Would you retype all of these records exactly?
══ Stored records ══
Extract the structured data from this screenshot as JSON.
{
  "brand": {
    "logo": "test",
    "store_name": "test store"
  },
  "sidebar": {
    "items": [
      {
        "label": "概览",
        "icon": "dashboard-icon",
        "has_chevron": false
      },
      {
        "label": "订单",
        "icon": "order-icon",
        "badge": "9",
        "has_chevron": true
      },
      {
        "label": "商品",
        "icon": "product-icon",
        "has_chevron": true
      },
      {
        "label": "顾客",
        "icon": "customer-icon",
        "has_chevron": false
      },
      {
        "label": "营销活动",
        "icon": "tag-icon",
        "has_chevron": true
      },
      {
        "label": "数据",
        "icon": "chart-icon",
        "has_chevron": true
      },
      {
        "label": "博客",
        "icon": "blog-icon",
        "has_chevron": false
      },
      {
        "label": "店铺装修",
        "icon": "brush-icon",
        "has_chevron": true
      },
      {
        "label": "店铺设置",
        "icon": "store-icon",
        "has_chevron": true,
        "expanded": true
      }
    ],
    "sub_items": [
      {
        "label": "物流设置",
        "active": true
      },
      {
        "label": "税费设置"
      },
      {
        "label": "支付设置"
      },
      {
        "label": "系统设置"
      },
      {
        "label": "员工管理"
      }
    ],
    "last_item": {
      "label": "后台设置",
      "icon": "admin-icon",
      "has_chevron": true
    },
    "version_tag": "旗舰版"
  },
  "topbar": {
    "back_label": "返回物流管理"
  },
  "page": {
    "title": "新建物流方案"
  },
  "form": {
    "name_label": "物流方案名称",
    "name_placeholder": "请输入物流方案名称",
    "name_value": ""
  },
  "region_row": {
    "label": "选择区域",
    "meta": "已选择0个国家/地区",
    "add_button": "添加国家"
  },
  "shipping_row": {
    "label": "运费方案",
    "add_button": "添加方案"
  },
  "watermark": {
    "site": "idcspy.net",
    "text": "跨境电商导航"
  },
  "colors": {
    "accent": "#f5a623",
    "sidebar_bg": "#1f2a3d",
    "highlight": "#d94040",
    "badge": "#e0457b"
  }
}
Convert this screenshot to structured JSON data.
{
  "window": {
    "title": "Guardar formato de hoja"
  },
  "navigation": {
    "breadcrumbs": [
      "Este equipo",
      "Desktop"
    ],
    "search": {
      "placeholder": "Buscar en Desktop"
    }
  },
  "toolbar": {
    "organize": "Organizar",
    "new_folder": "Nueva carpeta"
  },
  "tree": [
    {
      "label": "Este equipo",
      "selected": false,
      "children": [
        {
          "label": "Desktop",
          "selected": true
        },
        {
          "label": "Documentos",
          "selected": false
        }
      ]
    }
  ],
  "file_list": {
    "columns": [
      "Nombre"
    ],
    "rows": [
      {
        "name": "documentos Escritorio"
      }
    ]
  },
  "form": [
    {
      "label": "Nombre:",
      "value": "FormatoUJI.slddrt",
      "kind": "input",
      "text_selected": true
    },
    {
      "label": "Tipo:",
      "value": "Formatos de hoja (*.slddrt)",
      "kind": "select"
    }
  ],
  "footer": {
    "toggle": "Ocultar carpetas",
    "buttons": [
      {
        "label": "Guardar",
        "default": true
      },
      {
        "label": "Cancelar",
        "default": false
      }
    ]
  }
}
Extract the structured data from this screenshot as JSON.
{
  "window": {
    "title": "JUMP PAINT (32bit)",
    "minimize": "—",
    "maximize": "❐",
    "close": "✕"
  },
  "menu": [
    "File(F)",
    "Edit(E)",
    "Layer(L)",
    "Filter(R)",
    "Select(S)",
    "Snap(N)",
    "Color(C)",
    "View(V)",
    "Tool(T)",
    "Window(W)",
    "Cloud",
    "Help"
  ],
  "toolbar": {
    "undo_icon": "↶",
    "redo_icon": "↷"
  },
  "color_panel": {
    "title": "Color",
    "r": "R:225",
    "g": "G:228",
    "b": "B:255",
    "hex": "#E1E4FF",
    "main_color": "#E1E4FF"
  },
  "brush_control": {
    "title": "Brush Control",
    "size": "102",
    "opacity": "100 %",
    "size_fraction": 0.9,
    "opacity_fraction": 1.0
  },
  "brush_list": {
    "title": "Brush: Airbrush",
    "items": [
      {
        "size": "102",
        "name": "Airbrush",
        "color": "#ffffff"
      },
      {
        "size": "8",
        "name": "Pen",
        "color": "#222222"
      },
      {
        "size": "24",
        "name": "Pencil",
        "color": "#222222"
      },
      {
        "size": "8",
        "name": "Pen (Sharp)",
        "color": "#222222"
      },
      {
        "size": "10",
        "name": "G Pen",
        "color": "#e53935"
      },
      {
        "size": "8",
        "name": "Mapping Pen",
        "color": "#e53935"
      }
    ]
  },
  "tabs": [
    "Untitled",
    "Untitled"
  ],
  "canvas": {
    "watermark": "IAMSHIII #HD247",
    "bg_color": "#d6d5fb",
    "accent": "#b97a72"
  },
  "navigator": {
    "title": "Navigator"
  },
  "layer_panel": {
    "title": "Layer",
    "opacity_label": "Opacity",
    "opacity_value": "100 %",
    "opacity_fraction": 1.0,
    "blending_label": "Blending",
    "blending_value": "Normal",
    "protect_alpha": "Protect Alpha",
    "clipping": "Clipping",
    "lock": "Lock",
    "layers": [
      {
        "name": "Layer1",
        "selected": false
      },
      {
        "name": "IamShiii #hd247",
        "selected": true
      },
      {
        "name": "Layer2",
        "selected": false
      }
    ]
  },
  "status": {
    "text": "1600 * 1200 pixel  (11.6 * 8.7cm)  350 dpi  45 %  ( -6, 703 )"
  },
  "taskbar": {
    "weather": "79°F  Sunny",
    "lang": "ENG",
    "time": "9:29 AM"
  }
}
═══
# [Result of this exercise]
Extract the structured data from this screenshot as JSON.
{
  "brand": {
    "logo": "test",
    "store_name": "test store"
  },
  "sidebar": {
    "items": [
      {
        "label": "概览",
        "icon": "dashboard-icon",
        "has_chevron": false
      },
      {
        "label": "订单",
        "icon": "order-icon",
        "badge": "9",
        "has_chevron": true
      },
      {
        "label": "商品",
        "icon": "product-icon",
        "has_chevron": true
      },
      {
        "label": "顾客",
        "icon": "customer-icon",
        "has_chevron": false
      },
      {
        "label": "营销活动",
        "icon": "tag-icon",
        "has_chevron": true
      },
      {
        "label": "数据",
        "icon": "chart-icon",
        "has_chevron": true
      },
      {
        "label": "博客",
        "icon": "blog-icon",
        "has_chevron": false
      },
      {
        "label": "店铺装修",
        "icon": "brush-icon",
        "has_chevron": true
      },
      {
        "label": "店铺设置",
        "icon": "store-icon",
        "has_chevron": true,
        "expanded": true
      }
    ],
    "sub_items": [
      {
        "label": "物流设置",
        "active": true
      },
      {
        "label": "税费设置"
      },
      {
        "label": "支付设置"
      },
      {
        "label": "系统设置"
      },
      {
        "label": "员工管理"
      }
    ],
    "last_item": {
      "label": "后台设置",
      "icon": "admin-icon",
      "has_chevron": true
    },
    "version_tag": "旗舰版"
  },
  "topbar": {
    "back_label": "返回物流管理"
  },
  "page": {
    "title": "新建物流方案"
  },
  "form": {
    "name_label": "物流方案名称",
    "name_placeholder": "请输入物流方案名称",
    "name_value": ""
  },
  "region_row": {
    "label": "选择区域",
    "meta": "已选择0个国家/地区",
    "add_button": "添加国家"
  },
  "shipping_row": {
    "label": "运费方案",
    "add_button": "添加方案"
  },
  "watermark": {
    "site": "idcspy.net",
    "text": "跨境电商导航"
  },
  "colors": {
    "accent": "#f5a623",
    "sidebar_bg": "#1f2a3d",
    "highlight": "#d94040",
    "badge": "#e0457b"
  }
}
Convert this screenshot to structured JSON data.
{
  "window": {
    "title": "Guardar formato de hoja"
  },
  "navigation": {
    "breadcrumbs": [
      "Este equipo",
      "Desktop"
    ],
    "search": {
      "placeholder": "Buscar en Desktop"
    }
  },
  "toolbar": {
    "organize": "Organizar",
    "new_folder": "Nueva carpeta"
  },
  "tree": [
    {
      "label": "Este equipo",
      "selected": false,
      "children": [
        {
          "label": "Desktop",
          "selected": true
        },
        {
          "label": "Documentos",
          "selected": false
        }
      ]
    }
  ],
  "file_list": {
    "columns": [
      "Nombre"
    ],
    "rows": [
      {
        "name": "documentos Escritorio"
      }
    ]
  },
  "form": [
    {
      "label": "Nombre:",
      "value": "FormatoUJI.slddrt",
      "kind": "input",
      "text_selected": true
    },
    {
      "label": "Tipo:",
      "value": "Formatos de hoja (*.slddrt)",
      "kind": "select"
    }
  ],
  "footer": {
    "toggle": "Ocultar carpetas",
    "buttons": [
      {
        "label": "Guardar",
        "default": true
      },
      {
        "label": "Cancelar",
        "default": false
      }
    ]
  }
}
Extract the structured data from this screenshot as JSON.
{
  "window": {
    "title": "JUMP PAINT (32bit)",
    "minimize": "—",
    "maximize": "❐",
    "close": "✕"
  },
  "menu": [
    "File(F)",
    "Edit(E)",
    "Layer(L)",
    "Filter(R)",
    "Select(S)",
    "Snap(N)",
    "Color(C)",
    "View(V)",
    "Tool(T)",
    "Window(W)",
    "Cloud",
    "Help"
  ],
  "toolbar": {
    "undo_icon": "↶",
    "redo_icon": "↷"
  },
  "color_panel": {
    "title": "Color",
    "r": "R:225",
    "g": "G:228",
    "b": "B:255",
    "hex": "#E1E4FF",
    "main_color": "#E1E4FF"
  },
  "brush_control": {
    "title": "Brush Control",
    "size": "102",
    "opacity": "100 %",
    "size_fraction": 0.9,
    "opacity_fraction": 1.0
  },
  "brush_list": {
    "title": "Brush: Airbrush",
    "items": [
      {
        "size": "102",
        "name": "Airbrush",
        "color": "#ffffff"
      },
      {
        "size": "8",
        "name": "Pen",
        "color": "#222222"
      },
      {
        "size": "24",
        "name": "Pencil",
        "color": "#222222"
      },
      {
        "size": "8",
        "name": "Pen (Sharp)",
        "color": "#222222"
      },
      {
        "size": "10",
        "name": "G Pen",
        "color": "#e53935"
      },
      {
        "size": "8",
        "name": "Mapping Pen",
        "color": "#e53935"
      }
    ]
  },
  "tabs": [
    "Untitled",
    "Untitled"
  ],
  "canvas": {
    "watermark": "IAMSHIII #HD247",
    "bg_color": "#d6d5fb",
    "accent": "#b97a72"
  },
  "navigator": {
    "title": "Navigator"
  },
  "layer_panel": {
    "title": "Layer",
    "opacity_label": "Opacity",
    "opacity_value": "100 %",
    "opacity_fraction": 1.0,
    "blending_label": "Blending",
    "blending_value": "Normal",
    "protect_alpha": "Protect Alpha",
    "clipping": "Clipping",
    "lock": "Lock",
    "layers": [
      {
        "name": "Layer1",
        "selected": false
      },
      {
        "name": "IamShiii #hd247",
        "selected": true
      },
      {
        "name": "Layer2",
        "selected": false
      }
    ]
  },
  "status": {
    "text": "1600 * 1200 pixel  (11.6 * 8.7cm)  350 dpi  45 %  ( -6, 703 )"
  },
  "taskbar": {
    "weather": "79°F  Sunny",
    "lang": "ENG",
    "time": "9:29 AM"
  }
}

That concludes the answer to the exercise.